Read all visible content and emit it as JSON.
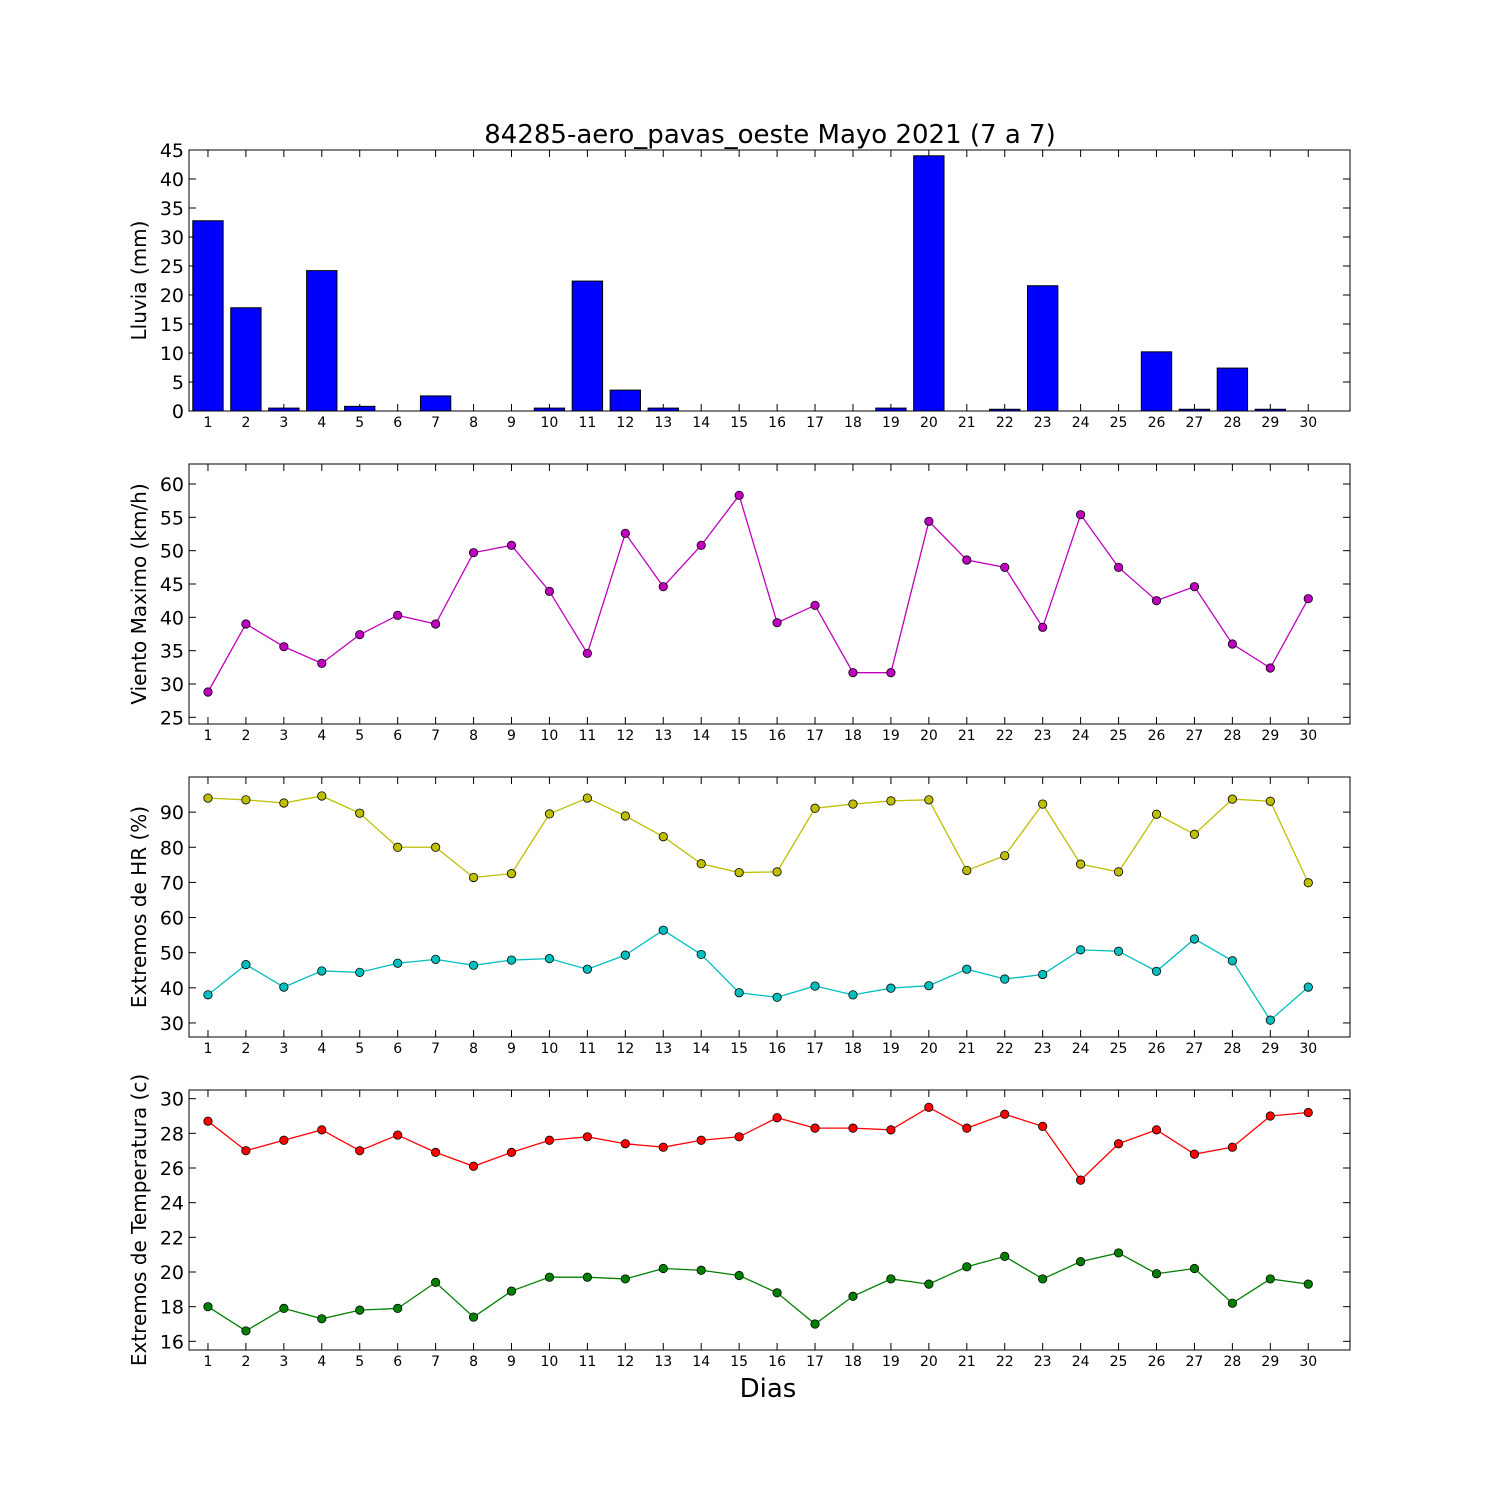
{
  "title": "84285-aero_pavas_oeste Mayo 2021  (7 a 7)",
  "xlabel": "Dias",
  "chart_data": [
    {
      "type": "bar",
      "ylabel": "Lluvia (mm)",
      "ylim": [
        0,
        45
      ],
      "yticks": [
        0,
        5,
        10,
        15,
        20,
        25,
        30,
        35,
        40,
        45
      ],
      "categories": [
        1,
        2,
        3,
        4,
        5,
        6,
        7,
        8,
        9,
        10,
        11,
        12,
        13,
        14,
        15,
        16,
        17,
        18,
        19,
        20,
        21,
        22,
        23,
        24,
        25,
        26,
        27,
        28,
        29,
        30
      ],
      "series": [
        {
          "color": "#0000ff",
          "values": [
            32.8,
            17.8,
            0.5,
            24.2,
            0.8,
            0.0,
            2.6,
            0.0,
            0.0,
            0.5,
            22.4,
            3.6,
            0.5,
            0.0,
            0.0,
            0.0,
            0.0,
            0.0,
            0.5,
            44.0,
            0.0,
            0.3,
            21.6,
            0.0,
            0.0,
            10.2,
            0.3,
            7.4,
            0.3,
            0.0
          ]
        }
      ]
    },
    {
      "type": "line",
      "ylabel": "Viento Maximo (km/h)",
      "ylim": [
        24,
        63
      ],
      "yticks": [
        25,
        30,
        35,
        40,
        45,
        50,
        55,
        60
      ],
      "categories": [
        1,
        2,
        3,
        4,
        5,
        6,
        7,
        8,
        9,
        10,
        11,
        12,
        13,
        14,
        15,
        16,
        17,
        18,
        19,
        20,
        21,
        22,
        23,
        24,
        25,
        26,
        27,
        28,
        29,
        30
      ],
      "series": [
        {
          "color": "#bf00bf",
          "values": [
            28.8,
            39.0,
            35.6,
            33.1,
            37.4,
            40.3,
            39.0,
            49.7,
            50.8,
            43.9,
            34.6,
            52.6,
            44.6,
            50.8,
            58.3,
            39.2,
            41.8,
            31.7,
            31.7,
            54.4,
            48.6,
            47.5,
            38.5,
            55.4,
            47.5,
            42.5,
            44.6,
            36.0,
            32.4,
            42.8
          ]
        }
      ]
    },
    {
      "type": "line",
      "ylabel": "Extremos de HR (%)",
      "ylim": [
        26,
        100
      ],
      "yticks": [
        30,
        40,
        50,
        60,
        70,
        80,
        90
      ],
      "categories": [
        1,
        2,
        3,
        4,
        5,
        6,
        7,
        8,
        9,
        10,
        11,
        12,
        13,
        14,
        15,
        16,
        17,
        18,
        19,
        20,
        21,
        22,
        23,
        24,
        25,
        26,
        27,
        28,
        29,
        30
      ],
      "series": [
        {
          "color": "#bfbf00",
          "values": [
            94,
            93.5,
            92.6,
            94.6,
            89.7,
            80,
            80,
            71.4,
            72.5,
            89.5,
            94,
            88.9,
            83,
            75.3,
            72.8,
            73,
            91.1,
            92.3,
            93.2,
            93.5,
            73.4,
            77.6,
            92.3,
            75.2,
            73,
            89.4,
            83.7,
            93.7,
            93.1,
            69.9
          ]
        },
        {
          "color": "#00bfbf",
          "values": [
            38,
            46.6,
            40.2,
            44.8,
            44.4,
            47,
            48.1,
            46.4,
            47.9,
            48.3,
            45.3,
            49.3,
            56.4,
            49.5,
            38.6,
            37.3,
            40.5,
            38,
            39.9,
            40.6,
            45.3,
            42.5,
            43.8,
            50.8,
            50.4,
            44.7,
            53.9,
            47.7,
            30.8,
            40.2
          ]
        }
      ]
    },
    {
      "type": "line",
      "ylabel": "Extremos de Temperatura (c)",
      "ylim": [
        15.5,
        30.5
      ],
      "yticks": [
        16,
        18,
        20,
        22,
        24,
        26,
        28,
        30
      ],
      "categories": [
        1,
        2,
        3,
        4,
        5,
        6,
        7,
        8,
        9,
        10,
        11,
        12,
        13,
        14,
        15,
        16,
        17,
        18,
        19,
        20,
        21,
        22,
        23,
        24,
        25,
        26,
        27,
        28,
        29,
        30
      ],
      "series": [
        {
          "color": "#ff0000",
          "values": [
            28.7,
            27.0,
            27.6,
            28.2,
            27.0,
            27.9,
            26.9,
            26.1,
            26.9,
            27.6,
            27.8,
            27.4,
            27.2,
            27.6,
            27.8,
            28.9,
            28.3,
            28.3,
            28.2,
            29.5,
            28.3,
            29.1,
            28.4,
            25.3,
            27.4,
            28.2,
            26.8,
            27.2,
            29.0,
            29.2
          ]
        },
        {
          "color": "#008000",
          "values": [
            18.0,
            16.6,
            17.9,
            17.3,
            17.8,
            17.9,
            19.4,
            17.4,
            18.9,
            19.7,
            19.7,
            19.6,
            20.2,
            20.1,
            19.8,
            18.8,
            17.0,
            18.6,
            19.6,
            19.3,
            20.3,
            20.9,
            19.6,
            20.6,
            21.1,
            19.9,
            20.2,
            18.2,
            19.6,
            19.3
          ]
        }
      ]
    }
  ]
}
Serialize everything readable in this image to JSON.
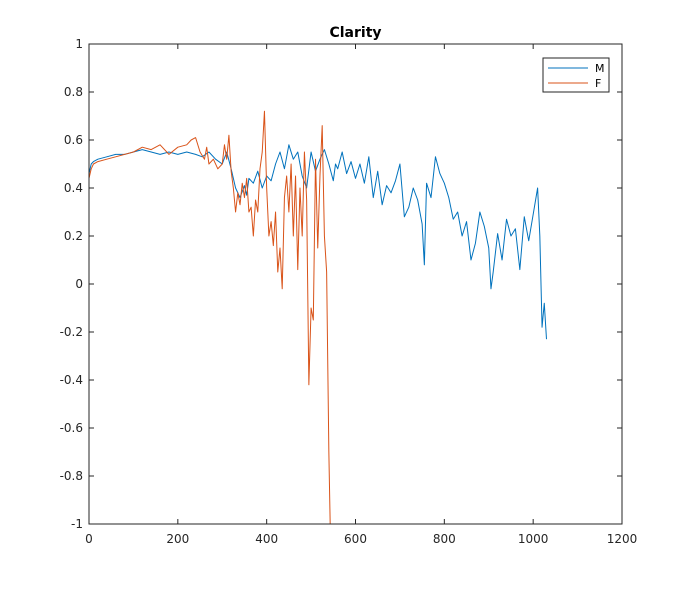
{
  "chart_data": {
    "type": "line",
    "title": "Clarity",
    "xlabel": "",
    "ylabel": "",
    "xlim": [
      0,
      1200
    ],
    "ylim": [
      -1,
      1
    ],
    "xticks": [
      0,
      200,
      400,
      600,
      800,
      1000,
      1200
    ],
    "yticks": [
      -1,
      -0.8,
      -0.6,
      -0.4,
      -0.2,
      0,
      0.2,
      0.4,
      0.6,
      0.8,
      1
    ],
    "xtick_labels": [
      "0",
      "200",
      "400",
      "600",
      "800",
      "1000",
      "1200"
    ],
    "ytick_labels": [
      "-1",
      "-0.8",
      "-0.6",
      "-0.4",
      "-0.2",
      "0",
      "0.2",
      "0.4",
      "0.6",
      "0.8",
      "1"
    ],
    "grid": false,
    "legend_position": "top-right",
    "series": [
      {
        "name": "M",
        "color": "#0072BD",
        "x": [
          0,
          5,
          10,
          20,
          40,
          60,
          80,
          100,
          120,
          140,
          160,
          180,
          200,
          220,
          240,
          255,
          270,
          285,
          300,
          310,
          320,
          330,
          340,
          350,
          355,
          360,
          370,
          380,
          390,
          400,
          410,
          420,
          430,
          440,
          450,
          460,
          470,
          480,
          490,
          500,
          510,
          520,
          530,
          540,
          550,
          555,
          560,
          570,
          580,
          590,
          600,
          610,
          620,
          630,
          640,
          650,
          660,
          670,
          680,
          690,
          700,
          710,
          720,
          730,
          740,
          750,
          755,
          760,
          770,
          780,
          790,
          800,
          810,
          820,
          830,
          840,
          850,
          860,
          870,
          880,
          890,
          900,
          905,
          910,
          920,
          930,
          940,
          950,
          960,
          970,
          980,
          990,
          1000,
          1010,
          1015,
          1020,
          1025,
          1030
        ],
        "y": [
          0.46,
          0.5,
          0.51,
          0.52,
          0.53,
          0.54,
          0.54,
          0.55,
          0.56,
          0.55,
          0.54,
          0.55,
          0.54,
          0.55,
          0.54,
          0.53,
          0.55,
          0.52,
          0.5,
          0.55,
          0.48,
          0.4,
          0.36,
          0.41,
          0.37,
          0.44,
          0.42,
          0.47,
          0.4,
          0.45,
          0.43,
          0.5,
          0.55,
          0.48,
          0.58,
          0.52,
          0.55,
          0.45,
          0.4,
          0.55,
          0.47,
          0.52,
          0.56,
          0.5,
          0.43,
          0.5,
          0.48,
          0.55,
          0.46,
          0.51,
          0.44,
          0.5,
          0.42,
          0.53,
          0.36,
          0.47,
          0.33,
          0.41,
          0.38,
          0.43,
          0.5,
          0.28,
          0.32,
          0.4,
          0.35,
          0.25,
          0.08,
          0.42,
          0.36,
          0.53,
          0.46,
          0.42,
          0.36,
          0.27,
          0.3,
          0.2,
          0.26,
          0.1,
          0.17,
          0.3,
          0.24,
          0.15,
          -0.02,
          0.05,
          0.21,
          0.1,
          0.27,
          0.2,
          0.23,
          0.06,
          0.28,
          0.18,
          0.29,
          0.4,
          0.2,
          -0.18,
          -0.08,
          -0.23
        ]
      },
      {
        "name": "F",
        "color": "#D95319",
        "x": [
          0,
          5,
          10,
          20,
          40,
          60,
          80,
          100,
          120,
          140,
          160,
          180,
          200,
          220,
          230,
          240,
          250,
          260,
          265,
          270,
          280,
          290,
          300,
          305,
          310,
          315,
          320,
          325,
          330,
          335,
          340,
          345,
          350,
          355,
          360,
          365,
          370,
          375,
          380,
          385,
          390,
          395,
          400,
          405,
          410,
          415,
          420,
          425,
          430,
          435,
          440,
          445,
          450,
          455,
          460,
          465,
          470,
          475,
          480,
          485,
          490,
          495,
          500,
          505,
          510,
          515,
          520,
          525,
          530,
          535,
          540,
          543
        ],
        "y": [
          0.44,
          0.48,
          0.5,
          0.51,
          0.52,
          0.53,
          0.54,
          0.55,
          0.57,
          0.56,
          0.58,
          0.54,
          0.57,
          0.58,
          0.6,
          0.61,
          0.55,
          0.52,
          0.57,
          0.5,
          0.52,
          0.48,
          0.5,
          0.58,
          0.52,
          0.62,
          0.47,
          0.4,
          0.3,
          0.38,
          0.33,
          0.42,
          0.36,
          0.44,
          0.3,
          0.32,
          0.2,
          0.35,
          0.3,
          0.48,
          0.55,
          0.72,
          0.4,
          0.2,
          0.26,
          0.16,
          0.3,
          0.05,
          0.15,
          -0.02,
          0.36,
          0.45,
          0.3,
          0.5,
          0.2,
          0.45,
          0.06,
          0.4,
          0.2,
          0.55,
          0.35,
          -0.42,
          -0.1,
          -0.15,
          0.52,
          0.15,
          0.45,
          0.66,
          0.2,
          0.05,
          -0.7,
          -1.0
        ]
      }
    ]
  }
}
+ + + + +
Answer with one number: how many lines in the listing hold "Extremos".

2